THE EXERCISE: Sort through the data and copy the lines holding the word "subtitle".

INFORMATION PROVIDED:
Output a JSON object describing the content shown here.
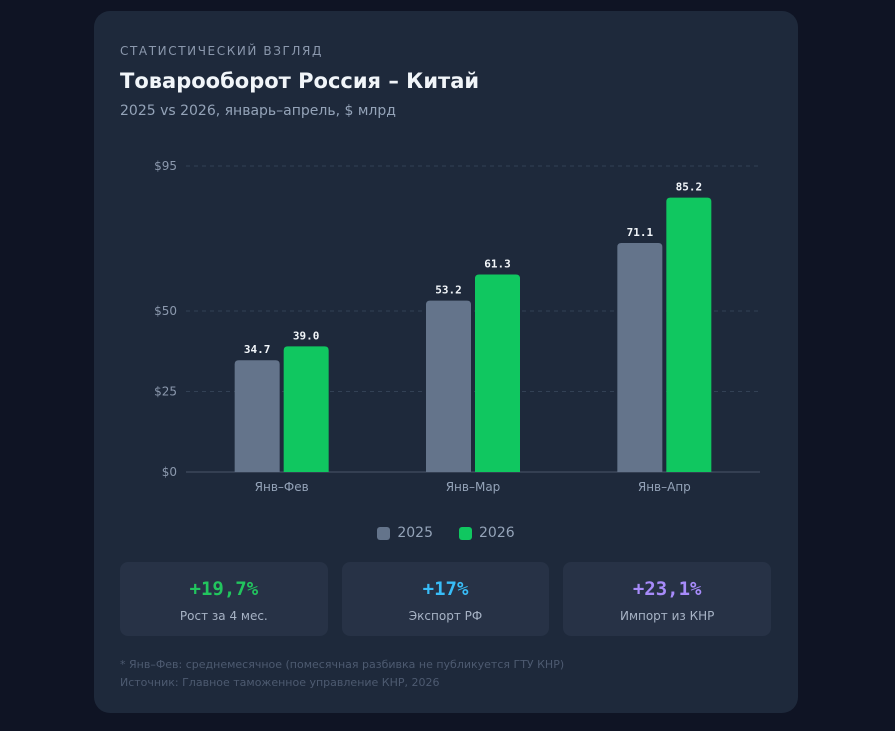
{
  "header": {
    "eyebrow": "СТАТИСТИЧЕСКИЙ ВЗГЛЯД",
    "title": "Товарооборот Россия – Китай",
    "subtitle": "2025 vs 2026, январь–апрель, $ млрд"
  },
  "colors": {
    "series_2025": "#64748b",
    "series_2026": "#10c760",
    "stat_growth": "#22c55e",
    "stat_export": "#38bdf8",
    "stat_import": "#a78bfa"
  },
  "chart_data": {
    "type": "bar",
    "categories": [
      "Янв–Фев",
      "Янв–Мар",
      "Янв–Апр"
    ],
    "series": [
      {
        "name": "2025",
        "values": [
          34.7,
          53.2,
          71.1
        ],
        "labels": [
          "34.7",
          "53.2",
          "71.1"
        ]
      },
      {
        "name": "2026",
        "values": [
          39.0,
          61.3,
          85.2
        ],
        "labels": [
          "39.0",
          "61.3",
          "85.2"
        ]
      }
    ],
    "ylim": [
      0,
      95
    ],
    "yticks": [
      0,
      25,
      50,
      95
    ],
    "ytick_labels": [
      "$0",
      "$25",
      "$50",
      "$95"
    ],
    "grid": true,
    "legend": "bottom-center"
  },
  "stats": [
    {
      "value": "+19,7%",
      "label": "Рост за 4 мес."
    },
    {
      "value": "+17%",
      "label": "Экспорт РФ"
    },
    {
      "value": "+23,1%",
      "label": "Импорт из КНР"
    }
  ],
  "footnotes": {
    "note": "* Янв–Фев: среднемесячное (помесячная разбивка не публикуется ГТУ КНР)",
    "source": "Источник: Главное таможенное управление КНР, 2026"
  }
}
---
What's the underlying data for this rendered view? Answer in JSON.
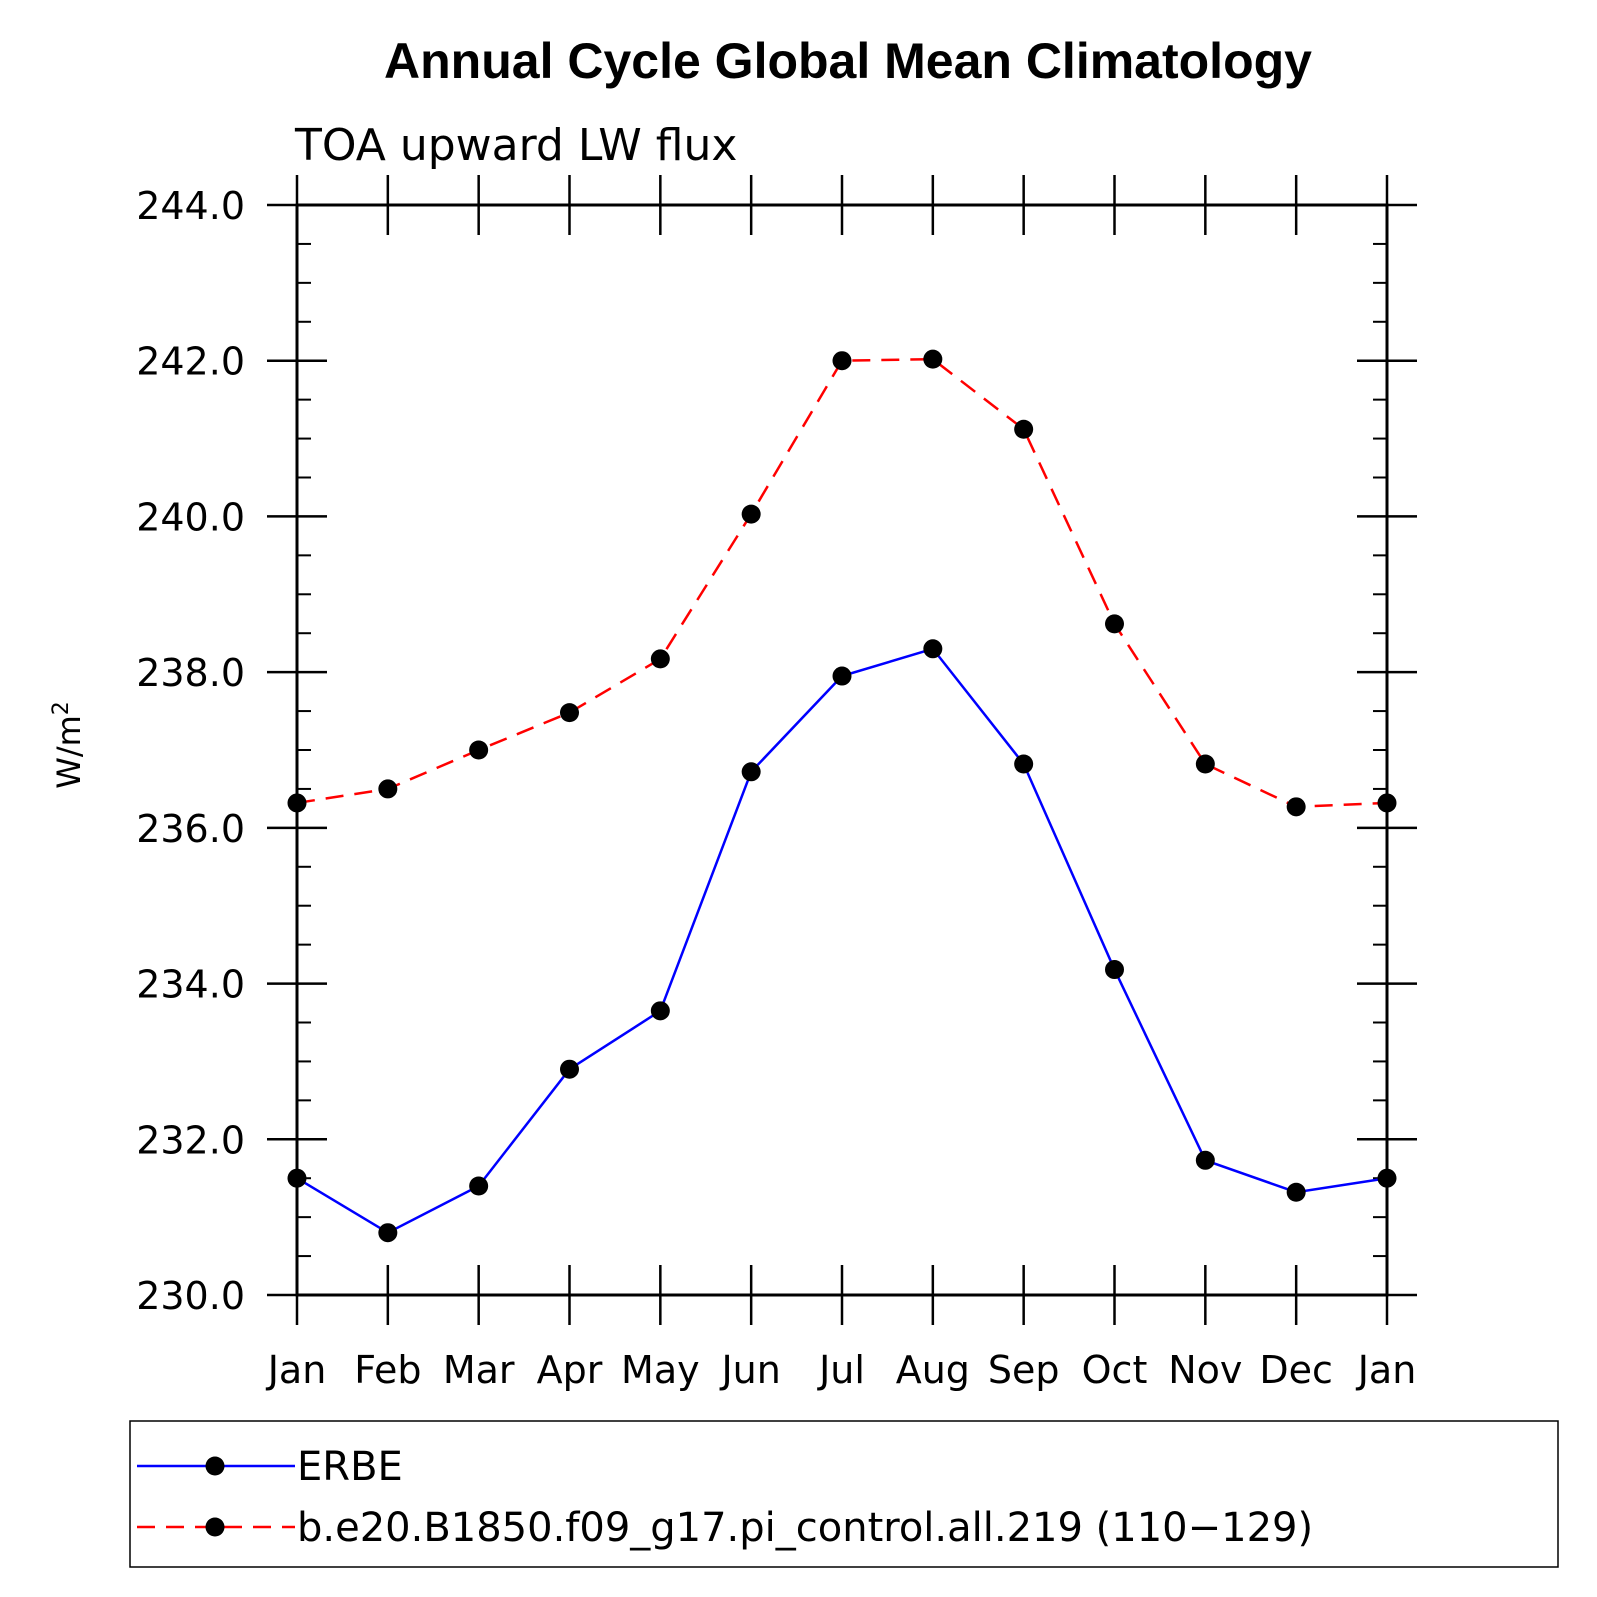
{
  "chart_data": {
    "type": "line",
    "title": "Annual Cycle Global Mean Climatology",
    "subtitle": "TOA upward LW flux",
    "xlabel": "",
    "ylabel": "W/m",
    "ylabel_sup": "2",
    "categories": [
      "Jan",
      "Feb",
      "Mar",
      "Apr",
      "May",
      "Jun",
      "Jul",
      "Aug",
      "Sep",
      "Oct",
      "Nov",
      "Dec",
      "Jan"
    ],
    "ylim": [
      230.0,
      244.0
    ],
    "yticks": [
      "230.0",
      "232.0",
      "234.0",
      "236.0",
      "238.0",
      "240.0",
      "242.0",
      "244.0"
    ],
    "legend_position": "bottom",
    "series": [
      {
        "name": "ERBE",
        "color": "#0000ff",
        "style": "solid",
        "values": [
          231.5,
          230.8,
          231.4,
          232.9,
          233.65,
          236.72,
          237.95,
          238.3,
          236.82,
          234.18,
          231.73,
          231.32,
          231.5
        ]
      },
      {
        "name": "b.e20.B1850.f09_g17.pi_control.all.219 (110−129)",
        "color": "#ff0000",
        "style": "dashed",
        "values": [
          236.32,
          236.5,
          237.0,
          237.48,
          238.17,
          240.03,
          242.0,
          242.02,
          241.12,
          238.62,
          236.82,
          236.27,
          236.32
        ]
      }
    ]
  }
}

SOLUTION TO THE PROBLEM:
    "subtitle": "2025 vs 2026, январь–апрель, $ млрд"
    "subtitle": "TOA upward LW flux",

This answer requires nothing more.